━━━ Data listing ━━━
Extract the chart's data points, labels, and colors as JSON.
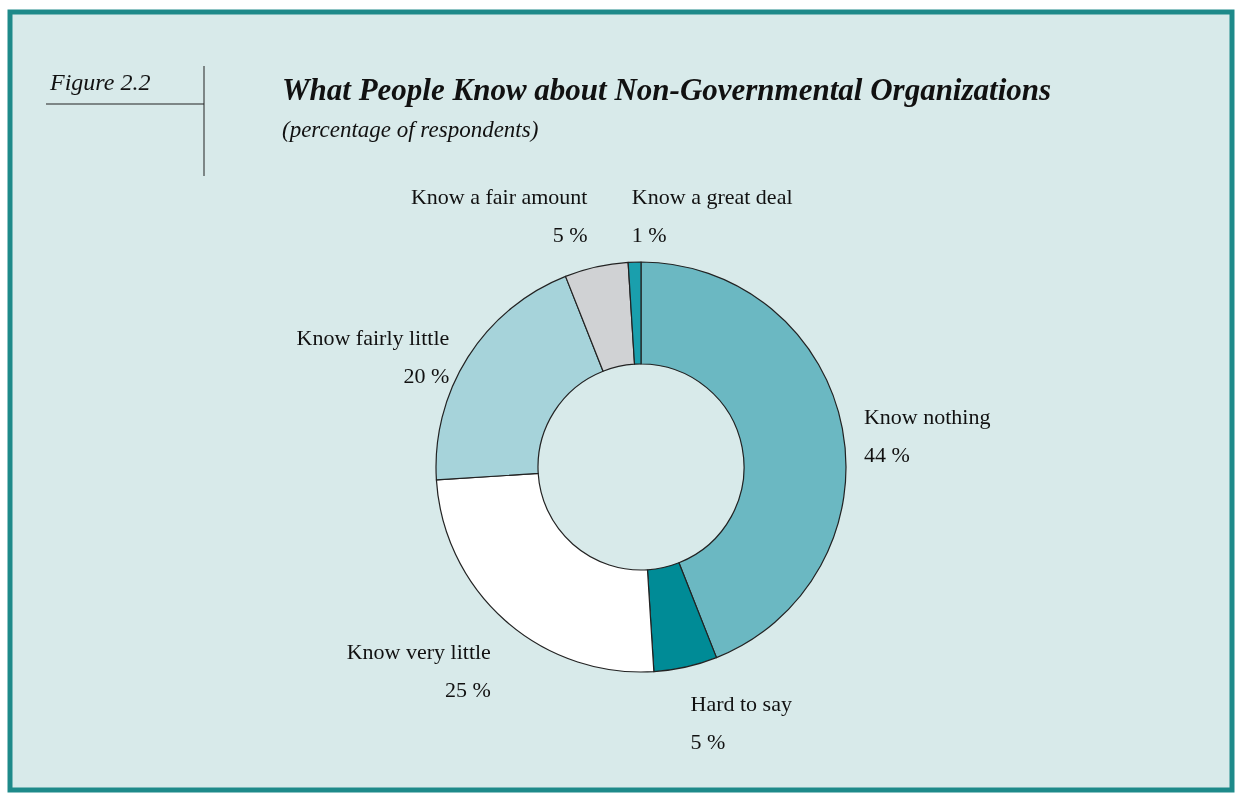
{
  "chart_data": {
    "type": "donut",
    "title": "What People Know about Non-Governmental Organizations",
    "subtitle": "(percentage of respondents)",
    "annotations": [
      "Figure 2.2"
    ],
    "categories": [
      "Know nothing",
      "Hard to say",
      "Know very little",
      "Know fairly little",
      "Know a fair amount",
      "Know a great deal"
    ],
    "values": [
      44,
      5,
      25,
      20,
      5,
      1
    ],
    "colors": [
      "#6bb8c2",
      "#008b96",
      "#ffffff",
      "#a6d3da",
      "#d0d2d4",
      "#1a9fad"
    ],
    "value_labels": [
      "44 %",
      "5 %",
      "25 %",
      "20 %",
      "5 %",
      "1 %"
    ]
  }
}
━━━
*What to produce*
Copy out each line word for word, please, skipping the images.

*Right answer*
Extract the chart's data points, labels, and colors as JSON.
{
  "chart_data": {
    "type": "donut",
    "title": "What People Know about Non-Governmental Organizations",
    "subtitle": "(percentage of respondents)",
    "annotations": [
      "Figure 2.2"
    ],
    "categories": [
      "Know nothing",
      "Hard to say",
      "Know very little",
      "Know fairly little",
      "Know a fair amount",
      "Know a great deal"
    ],
    "values": [
      44,
      5,
      25,
      20,
      5,
      1
    ],
    "colors": [
      "#6bb8c2",
      "#008b96",
      "#ffffff",
      "#a6d3da",
      "#d0d2d4",
      "#1a9fad"
    ],
    "value_labels": [
      "44 %",
      "5 %",
      "25 %",
      "20 %",
      "5 %",
      "1 %"
    ]
  }
}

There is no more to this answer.